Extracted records
^^^^^^^^^^^^^^^^

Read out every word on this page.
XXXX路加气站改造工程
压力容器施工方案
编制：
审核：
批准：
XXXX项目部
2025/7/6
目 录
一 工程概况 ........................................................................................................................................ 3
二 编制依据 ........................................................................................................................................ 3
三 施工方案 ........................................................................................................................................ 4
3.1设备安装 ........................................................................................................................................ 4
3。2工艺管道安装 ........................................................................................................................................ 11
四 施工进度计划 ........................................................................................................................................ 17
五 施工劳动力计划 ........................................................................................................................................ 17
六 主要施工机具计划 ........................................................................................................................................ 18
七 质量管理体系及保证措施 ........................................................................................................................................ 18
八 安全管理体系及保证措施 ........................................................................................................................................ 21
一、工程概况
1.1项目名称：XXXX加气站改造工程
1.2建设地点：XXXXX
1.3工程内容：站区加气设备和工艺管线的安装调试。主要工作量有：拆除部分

^^^^^^^^^^^^^^^^

■ What you are asked to do:
Transcribe each entry precisely, missing none.

■ Problem solution:
Read out every word on this page.
XXXX路加气站改造工程
压力容器施工方案
编制：
审核：
批准：
XXXX项目部
2025/7/6
目 录
一 工程概况 ........................................................................................................................................ 3
二 编制依据 ........................................................................................................................................ 3
三 施工方案 ........................................................................................................................................ 4
3.1设备安装 ........................................................................................................................................ 4
3。2工艺管道安装 ........................................................................................................................................ 11
四 施工进度计划 ........................................................................................................................................ 17
五 施工劳动力计划 ........................................................................................................................................ 17
六 主要施工机具计划 ........................................................................................................................................ 18
七 质量管理体系及保证措施 ........................................................................................................................................ 18
八 安全管理体系及保证措施 ........................................................................................................................................ 21
一、工程概况
1.1项目名称：XXXX加气站改造工程
1.2建设地点：XXXXX
1.3工程内容：站区加气设备和工艺管线的安装调试。主要工作量有：拆除部分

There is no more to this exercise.